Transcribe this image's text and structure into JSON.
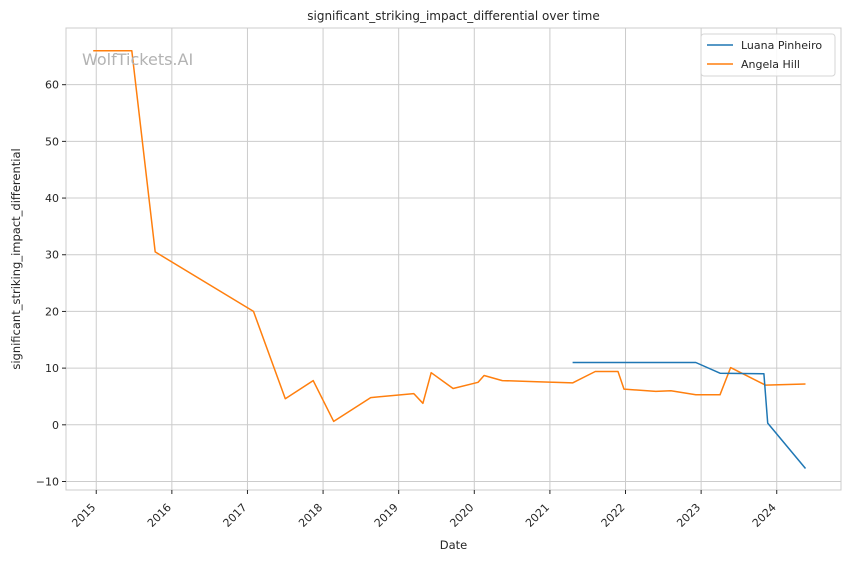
{
  "chart_data": {
    "type": "line",
    "title": "significant_striking_impact_differential over time",
    "xlabel": "Date",
    "ylabel": "significant_striking_impact_differential",
    "watermark": "WolfTickets.AI",
    "xlim": [
      2014.6,
      2024.85
    ],
    "ylim": [
      -11.5,
      70
    ],
    "x_ticks": [
      2015,
      2016,
      2017,
      2018,
      2019,
      2020,
      2021,
      2022,
      2023,
      2024
    ],
    "x_tick_labels": [
      "2015",
      "2016",
      "2017",
      "2018",
      "2019",
      "2020",
      "2021",
      "2022",
      "2023",
      "2024"
    ],
    "y_ticks": [
      -10,
      0,
      10,
      20,
      30,
      40,
      50,
      60
    ],
    "y_tick_labels": [
      "−10",
      "0",
      "10",
      "20",
      "30",
      "40",
      "50",
      "60"
    ],
    "grid": true,
    "legend_position": "top-right",
    "series": [
      {
        "name": "Luana Pinheiro",
        "color": "#1f77b4",
        "x": [
          2021.3,
          2022.93,
          2023.25,
          2023.83,
          2023.88,
          2024.38
        ],
        "y": [
          11.0,
          11.0,
          9.1,
          9.0,
          0.3,
          -7.7
        ]
      },
      {
        "name": "Angela Hill",
        "color": "#ff7f0e",
        "x": [
          2014.96,
          2015.47,
          2015.78,
          2017.08,
          2017.5,
          2017.87,
          2018.14,
          2018.63,
          2019.2,
          2019.32,
          2019.43,
          2019.72,
          2020.05,
          2020.13,
          2020.37,
          2020.83,
          2021.3,
          2021.6,
          2021.9,
          2021.98,
          2022.4,
          2022.6,
          2022.93,
          2023.25,
          2023.39,
          2023.85,
          2024.38
        ],
        "y": [
          66.0,
          66.0,
          30.5,
          20.0,
          4.6,
          7.8,
          0.6,
          4.8,
          5.5,
          3.8,
          9.2,
          6.4,
          7.5,
          8.7,
          7.8,
          7.6,
          7.4,
          9.4,
          9.4,
          6.3,
          5.9,
          6.0,
          5.3,
          5.3,
          10.1,
          7.0,
          7.2
        ]
      }
    ]
  }
}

■ ■ ■ ■

== Problem description ==
Output all of the records exactly as they appear above, but not the pictures.

== The response ==
Transcribe this image's text and structure into JSON.
{
  "chart_data": {
    "type": "line",
    "title": "significant_striking_impact_differential over time",
    "xlabel": "Date",
    "ylabel": "significant_striking_impact_differential",
    "watermark": "WolfTickets.AI",
    "xlim": [
      2014.6,
      2024.85
    ],
    "ylim": [
      -11.5,
      70
    ],
    "x_ticks": [
      2015,
      2016,
      2017,
      2018,
      2019,
      2020,
      2021,
      2022,
      2023,
      2024
    ],
    "x_tick_labels": [
      "2015",
      "2016",
      "2017",
      "2018",
      "2019",
      "2020",
      "2021",
      "2022",
      "2023",
      "2024"
    ],
    "y_ticks": [
      -10,
      0,
      10,
      20,
      30,
      40,
      50,
      60
    ],
    "y_tick_labels": [
      "−10",
      "0",
      "10",
      "20",
      "30",
      "40",
      "50",
      "60"
    ],
    "grid": true,
    "legend_position": "top-right",
    "series": [
      {
        "name": "Luana Pinheiro",
        "color": "#1f77b4",
        "x": [
          2021.3,
          2022.93,
          2023.25,
          2023.83,
          2023.88,
          2024.38
        ],
        "y": [
          11.0,
          11.0,
          9.1,
          9.0,
          0.3,
          -7.7
        ]
      },
      {
        "name": "Angela Hill",
        "color": "#ff7f0e",
        "x": [
          2014.96,
          2015.47,
          2015.78,
          2017.08,
          2017.5,
          2017.87,
          2018.14,
          2018.63,
          2019.2,
          2019.32,
          2019.43,
          2019.72,
          2020.05,
          2020.13,
          2020.37,
          2020.83,
          2021.3,
          2021.6,
          2021.9,
          2021.98,
          2022.4,
          2022.6,
          2022.93,
          2023.25,
          2023.39,
          2023.85,
          2024.38
        ],
        "y": [
          66.0,
          66.0,
          30.5,
          20.0,
          4.6,
          7.8,
          0.6,
          4.8,
          5.5,
          3.8,
          9.2,
          6.4,
          7.5,
          8.7,
          7.8,
          7.6,
          7.4,
          9.4,
          9.4,
          6.3,
          5.9,
          6.0,
          5.3,
          5.3,
          10.1,
          7.0,
          7.2
        ]
      }
    ]
  }
}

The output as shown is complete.